— YOUR INSTRUCTIONS —
Whenever a line contains the string "繰り返し特性", copy it out of the entries.

— GIVEN INFORMATION —
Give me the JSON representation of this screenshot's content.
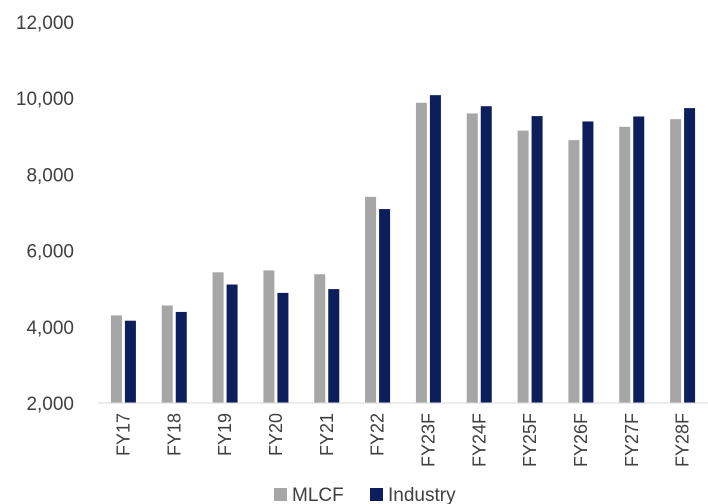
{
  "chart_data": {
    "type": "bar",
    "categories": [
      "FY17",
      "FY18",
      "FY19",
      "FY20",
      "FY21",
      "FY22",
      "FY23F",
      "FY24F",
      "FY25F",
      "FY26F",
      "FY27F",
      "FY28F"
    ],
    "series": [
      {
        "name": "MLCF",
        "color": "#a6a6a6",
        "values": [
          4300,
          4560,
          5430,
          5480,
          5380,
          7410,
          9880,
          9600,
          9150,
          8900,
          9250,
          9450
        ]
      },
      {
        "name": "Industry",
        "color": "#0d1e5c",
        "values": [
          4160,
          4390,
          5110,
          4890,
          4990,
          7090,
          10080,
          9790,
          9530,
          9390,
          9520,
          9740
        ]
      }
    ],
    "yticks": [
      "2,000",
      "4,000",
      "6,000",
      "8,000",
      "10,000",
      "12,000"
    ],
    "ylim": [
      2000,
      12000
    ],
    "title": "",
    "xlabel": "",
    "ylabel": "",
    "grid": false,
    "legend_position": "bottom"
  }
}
...
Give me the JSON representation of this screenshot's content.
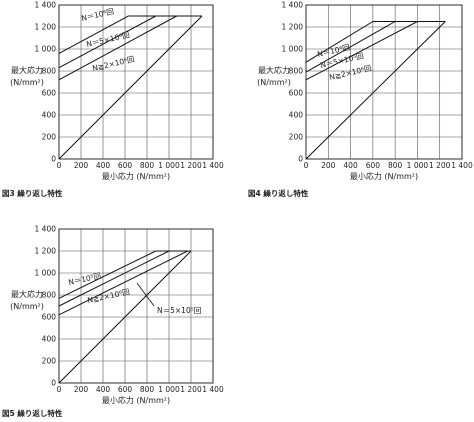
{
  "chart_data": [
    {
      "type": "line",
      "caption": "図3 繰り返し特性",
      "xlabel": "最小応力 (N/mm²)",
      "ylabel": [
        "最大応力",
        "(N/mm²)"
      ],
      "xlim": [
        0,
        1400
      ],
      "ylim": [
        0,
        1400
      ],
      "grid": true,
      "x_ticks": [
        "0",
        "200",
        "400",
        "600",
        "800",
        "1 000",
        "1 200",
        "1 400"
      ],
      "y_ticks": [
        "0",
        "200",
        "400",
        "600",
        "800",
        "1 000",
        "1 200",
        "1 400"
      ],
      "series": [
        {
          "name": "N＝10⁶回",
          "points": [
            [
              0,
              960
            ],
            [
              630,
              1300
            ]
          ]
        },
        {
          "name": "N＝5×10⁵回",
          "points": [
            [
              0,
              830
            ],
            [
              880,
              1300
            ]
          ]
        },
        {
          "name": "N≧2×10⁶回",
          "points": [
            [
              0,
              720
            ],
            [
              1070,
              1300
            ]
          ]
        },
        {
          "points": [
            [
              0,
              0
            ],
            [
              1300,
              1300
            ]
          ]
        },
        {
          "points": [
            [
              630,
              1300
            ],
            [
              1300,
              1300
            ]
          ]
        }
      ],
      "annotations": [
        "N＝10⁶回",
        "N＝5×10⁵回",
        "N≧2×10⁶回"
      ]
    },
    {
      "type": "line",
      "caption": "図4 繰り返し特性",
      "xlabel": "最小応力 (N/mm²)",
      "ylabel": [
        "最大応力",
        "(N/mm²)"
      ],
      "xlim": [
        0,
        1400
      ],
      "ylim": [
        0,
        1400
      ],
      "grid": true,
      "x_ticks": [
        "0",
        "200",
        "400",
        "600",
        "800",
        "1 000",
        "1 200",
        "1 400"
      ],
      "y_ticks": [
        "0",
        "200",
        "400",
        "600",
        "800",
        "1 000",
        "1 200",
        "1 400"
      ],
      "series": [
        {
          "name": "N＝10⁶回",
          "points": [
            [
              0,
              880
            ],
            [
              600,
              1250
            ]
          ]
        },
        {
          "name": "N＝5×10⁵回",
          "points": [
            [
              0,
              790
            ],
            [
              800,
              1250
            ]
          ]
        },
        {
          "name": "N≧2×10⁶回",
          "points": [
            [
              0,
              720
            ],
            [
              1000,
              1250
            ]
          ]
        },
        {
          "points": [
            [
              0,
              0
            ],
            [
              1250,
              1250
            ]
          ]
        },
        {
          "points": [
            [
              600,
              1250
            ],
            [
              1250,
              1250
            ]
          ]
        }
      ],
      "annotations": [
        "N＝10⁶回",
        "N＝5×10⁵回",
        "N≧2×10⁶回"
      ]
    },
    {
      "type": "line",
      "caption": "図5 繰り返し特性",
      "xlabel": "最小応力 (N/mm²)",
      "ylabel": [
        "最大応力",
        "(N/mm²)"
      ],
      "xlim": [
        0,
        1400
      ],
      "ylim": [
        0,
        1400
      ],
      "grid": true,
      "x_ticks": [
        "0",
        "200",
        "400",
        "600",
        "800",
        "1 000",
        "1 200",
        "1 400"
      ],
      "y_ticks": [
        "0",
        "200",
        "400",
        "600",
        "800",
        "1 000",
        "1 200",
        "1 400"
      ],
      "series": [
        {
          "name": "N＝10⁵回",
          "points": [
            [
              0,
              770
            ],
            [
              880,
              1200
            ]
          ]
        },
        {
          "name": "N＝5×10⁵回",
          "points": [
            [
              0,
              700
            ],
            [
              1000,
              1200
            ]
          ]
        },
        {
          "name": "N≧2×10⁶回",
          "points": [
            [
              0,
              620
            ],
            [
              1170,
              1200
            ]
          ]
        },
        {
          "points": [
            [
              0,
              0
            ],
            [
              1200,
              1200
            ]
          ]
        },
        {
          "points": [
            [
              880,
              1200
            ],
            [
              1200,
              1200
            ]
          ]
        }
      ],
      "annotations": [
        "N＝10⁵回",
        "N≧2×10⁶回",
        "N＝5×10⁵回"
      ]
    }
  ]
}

— RESULT BELOW —
      "caption": "図3 繰り返し特性",
      "caption": "図4 繰り返し特性",
      "caption": "図5 繰り返し特性",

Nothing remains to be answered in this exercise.